=== DIRECTIVE ===
Wherever the word "командой" appears in a line, extract that line.

== == ==

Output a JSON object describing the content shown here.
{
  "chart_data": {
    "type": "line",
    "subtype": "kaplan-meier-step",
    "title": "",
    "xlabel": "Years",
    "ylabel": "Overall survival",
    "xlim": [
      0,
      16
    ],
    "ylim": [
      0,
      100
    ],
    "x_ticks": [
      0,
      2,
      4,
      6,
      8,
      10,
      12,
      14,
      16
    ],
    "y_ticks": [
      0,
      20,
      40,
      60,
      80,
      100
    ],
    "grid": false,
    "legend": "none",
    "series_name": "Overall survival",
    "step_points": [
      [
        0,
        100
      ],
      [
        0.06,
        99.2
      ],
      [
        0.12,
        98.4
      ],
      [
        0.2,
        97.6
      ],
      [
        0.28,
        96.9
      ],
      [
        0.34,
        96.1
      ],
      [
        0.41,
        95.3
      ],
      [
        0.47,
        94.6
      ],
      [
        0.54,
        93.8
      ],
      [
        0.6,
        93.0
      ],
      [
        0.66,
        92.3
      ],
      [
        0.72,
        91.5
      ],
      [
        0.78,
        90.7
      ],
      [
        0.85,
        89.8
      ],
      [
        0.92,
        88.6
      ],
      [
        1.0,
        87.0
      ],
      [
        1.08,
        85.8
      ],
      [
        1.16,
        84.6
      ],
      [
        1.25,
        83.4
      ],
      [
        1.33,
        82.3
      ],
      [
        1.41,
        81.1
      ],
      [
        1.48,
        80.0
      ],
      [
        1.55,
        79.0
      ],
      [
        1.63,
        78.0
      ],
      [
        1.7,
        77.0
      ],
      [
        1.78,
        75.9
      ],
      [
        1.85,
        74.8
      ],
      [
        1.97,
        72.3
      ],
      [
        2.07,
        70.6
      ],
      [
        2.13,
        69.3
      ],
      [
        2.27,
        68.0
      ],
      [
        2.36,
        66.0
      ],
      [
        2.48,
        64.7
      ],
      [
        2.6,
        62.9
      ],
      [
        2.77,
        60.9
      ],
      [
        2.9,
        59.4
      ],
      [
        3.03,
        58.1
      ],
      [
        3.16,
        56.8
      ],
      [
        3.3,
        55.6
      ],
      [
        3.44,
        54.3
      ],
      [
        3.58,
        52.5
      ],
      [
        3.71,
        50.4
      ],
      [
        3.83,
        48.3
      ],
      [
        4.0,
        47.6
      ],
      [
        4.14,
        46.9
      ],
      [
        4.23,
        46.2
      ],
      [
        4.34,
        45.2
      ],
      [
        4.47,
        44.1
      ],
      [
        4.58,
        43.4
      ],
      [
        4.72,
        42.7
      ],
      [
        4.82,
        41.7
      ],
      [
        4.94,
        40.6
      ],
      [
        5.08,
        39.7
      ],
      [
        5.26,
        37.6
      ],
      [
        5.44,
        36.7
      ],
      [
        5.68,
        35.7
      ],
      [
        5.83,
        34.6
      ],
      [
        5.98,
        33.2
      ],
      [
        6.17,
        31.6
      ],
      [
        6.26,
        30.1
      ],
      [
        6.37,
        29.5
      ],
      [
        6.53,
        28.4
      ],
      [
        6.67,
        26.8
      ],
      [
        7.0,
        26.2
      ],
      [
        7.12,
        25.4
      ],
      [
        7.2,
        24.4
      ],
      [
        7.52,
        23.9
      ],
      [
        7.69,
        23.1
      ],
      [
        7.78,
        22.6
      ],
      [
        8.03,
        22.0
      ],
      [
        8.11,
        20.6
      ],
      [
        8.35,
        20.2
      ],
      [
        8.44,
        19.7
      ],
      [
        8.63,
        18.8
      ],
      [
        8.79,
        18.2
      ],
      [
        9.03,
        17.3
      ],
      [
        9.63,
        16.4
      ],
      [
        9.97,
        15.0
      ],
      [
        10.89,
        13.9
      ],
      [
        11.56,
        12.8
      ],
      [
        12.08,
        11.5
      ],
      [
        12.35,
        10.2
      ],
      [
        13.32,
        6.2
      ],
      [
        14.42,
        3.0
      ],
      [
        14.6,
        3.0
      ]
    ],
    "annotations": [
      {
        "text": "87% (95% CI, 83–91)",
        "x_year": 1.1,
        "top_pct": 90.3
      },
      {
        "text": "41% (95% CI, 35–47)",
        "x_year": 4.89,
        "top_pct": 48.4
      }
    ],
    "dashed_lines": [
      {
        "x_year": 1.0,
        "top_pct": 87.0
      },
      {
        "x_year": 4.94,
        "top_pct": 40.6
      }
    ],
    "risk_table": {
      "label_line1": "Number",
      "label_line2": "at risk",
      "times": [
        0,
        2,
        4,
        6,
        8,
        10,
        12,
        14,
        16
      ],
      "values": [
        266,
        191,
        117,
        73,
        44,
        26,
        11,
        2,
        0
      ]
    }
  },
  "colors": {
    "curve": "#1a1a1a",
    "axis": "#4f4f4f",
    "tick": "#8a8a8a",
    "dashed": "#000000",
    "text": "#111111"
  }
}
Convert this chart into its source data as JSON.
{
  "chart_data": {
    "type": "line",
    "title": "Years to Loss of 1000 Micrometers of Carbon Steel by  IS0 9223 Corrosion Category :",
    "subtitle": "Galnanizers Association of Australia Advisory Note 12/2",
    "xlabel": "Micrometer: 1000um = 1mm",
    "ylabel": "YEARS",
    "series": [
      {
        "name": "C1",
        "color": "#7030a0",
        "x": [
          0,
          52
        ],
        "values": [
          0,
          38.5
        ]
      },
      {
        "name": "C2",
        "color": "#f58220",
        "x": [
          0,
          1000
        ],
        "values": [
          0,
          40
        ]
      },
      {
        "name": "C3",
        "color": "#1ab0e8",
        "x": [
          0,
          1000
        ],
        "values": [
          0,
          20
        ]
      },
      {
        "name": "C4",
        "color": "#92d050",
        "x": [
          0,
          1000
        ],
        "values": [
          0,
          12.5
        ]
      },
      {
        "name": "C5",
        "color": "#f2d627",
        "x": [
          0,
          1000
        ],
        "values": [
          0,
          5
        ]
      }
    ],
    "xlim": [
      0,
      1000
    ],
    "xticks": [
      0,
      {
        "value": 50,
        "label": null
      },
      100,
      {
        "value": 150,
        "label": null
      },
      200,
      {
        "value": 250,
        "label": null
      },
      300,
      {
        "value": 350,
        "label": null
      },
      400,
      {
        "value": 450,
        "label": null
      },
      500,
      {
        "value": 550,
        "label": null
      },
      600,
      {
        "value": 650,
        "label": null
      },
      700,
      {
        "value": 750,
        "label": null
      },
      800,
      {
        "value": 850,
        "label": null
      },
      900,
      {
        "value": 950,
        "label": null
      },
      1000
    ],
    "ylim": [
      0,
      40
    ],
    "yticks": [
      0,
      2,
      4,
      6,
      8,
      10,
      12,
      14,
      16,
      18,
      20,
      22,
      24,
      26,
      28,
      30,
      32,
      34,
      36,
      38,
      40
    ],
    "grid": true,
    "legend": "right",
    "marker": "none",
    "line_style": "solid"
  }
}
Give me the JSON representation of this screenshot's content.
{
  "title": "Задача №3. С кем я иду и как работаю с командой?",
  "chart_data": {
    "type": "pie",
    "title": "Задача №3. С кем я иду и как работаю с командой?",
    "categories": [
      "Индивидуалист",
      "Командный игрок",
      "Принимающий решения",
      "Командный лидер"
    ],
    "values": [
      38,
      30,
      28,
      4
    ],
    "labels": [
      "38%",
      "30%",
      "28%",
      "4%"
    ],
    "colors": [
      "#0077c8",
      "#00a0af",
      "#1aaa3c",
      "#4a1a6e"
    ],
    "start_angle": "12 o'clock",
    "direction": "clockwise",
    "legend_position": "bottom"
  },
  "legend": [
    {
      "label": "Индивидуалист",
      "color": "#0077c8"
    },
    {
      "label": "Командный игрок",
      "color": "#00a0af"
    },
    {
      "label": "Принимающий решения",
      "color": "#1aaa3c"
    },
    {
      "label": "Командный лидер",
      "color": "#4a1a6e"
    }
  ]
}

== == ==

=== EXPECTED ANSWER ===
  "title": "Задача №3. С кем я иду и как работаю с командой?",
    "title": "Задача №3. С кем я иду и как работаю с командой?",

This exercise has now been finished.